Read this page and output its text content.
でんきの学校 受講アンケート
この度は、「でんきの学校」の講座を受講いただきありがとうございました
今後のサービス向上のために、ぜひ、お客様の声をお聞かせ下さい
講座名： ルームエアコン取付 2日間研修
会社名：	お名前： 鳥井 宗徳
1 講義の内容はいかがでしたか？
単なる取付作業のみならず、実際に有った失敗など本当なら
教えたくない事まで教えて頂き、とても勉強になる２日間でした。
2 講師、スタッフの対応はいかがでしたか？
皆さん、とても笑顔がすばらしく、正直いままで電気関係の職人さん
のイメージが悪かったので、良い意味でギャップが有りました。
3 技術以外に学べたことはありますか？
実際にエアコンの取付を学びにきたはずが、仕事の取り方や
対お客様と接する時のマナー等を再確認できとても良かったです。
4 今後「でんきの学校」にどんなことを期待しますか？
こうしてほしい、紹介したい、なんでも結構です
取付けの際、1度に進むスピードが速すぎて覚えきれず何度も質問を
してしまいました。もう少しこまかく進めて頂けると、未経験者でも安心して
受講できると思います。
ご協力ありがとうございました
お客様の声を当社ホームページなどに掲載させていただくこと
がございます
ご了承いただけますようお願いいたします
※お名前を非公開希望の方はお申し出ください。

■ ■ ■ ■ ■ ■ ■

## EXERCISE GOAL
Retype the listing exactly, in full.

## RESULT
Read this page and output its text content.
でんきの学校 受講アンケート
この度は、「でんきの学校」の講座を受講いただきありがとうございました
今後のサービス向上のために、ぜひ、お客様の声をお聞かせ下さい
講座名： ルームエアコン取付 2日間研修
会社名：	お名前： 鳥井 宗徳
1 講義の内容はいかがでしたか？
単なる取付作業のみならず、実際に有った失敗など本当なら
教えたくない事まで教えて頂き、とても勉強になる２日間でした。
2 講師、スタッフの対応はいかがでしたか？
皆さん、とても笑顔がすばらしく、正直いままで電気関係の職人さん
のイメージが悪かったので、良い意味でギャップが有りました。
3 技術以外に学べたことはありますか？
実際にエアコンの取付を学びにきたはずが、仕事の取り方や
対お客様と接する時のマナー等を再確認できとても良かったです。
4 今後「でんきの学校」にどんなことを期待しますか？
こうしてほしい、紹介したい、なんでも結構です
取付けの際、1度に進むスピードが速すぎて覚えきれず何度も質問を
してしまいました。もう少しこまかく進めて頂けると、未経験者でも安心して
受講できると思います。
ご協力ありがとうございました
お客様の声を当社ホームページなどに掲載させていただくこと
がございます
ご了承いただけますようお願いいたします
※お名前を非公開希望の方はお申し出ください。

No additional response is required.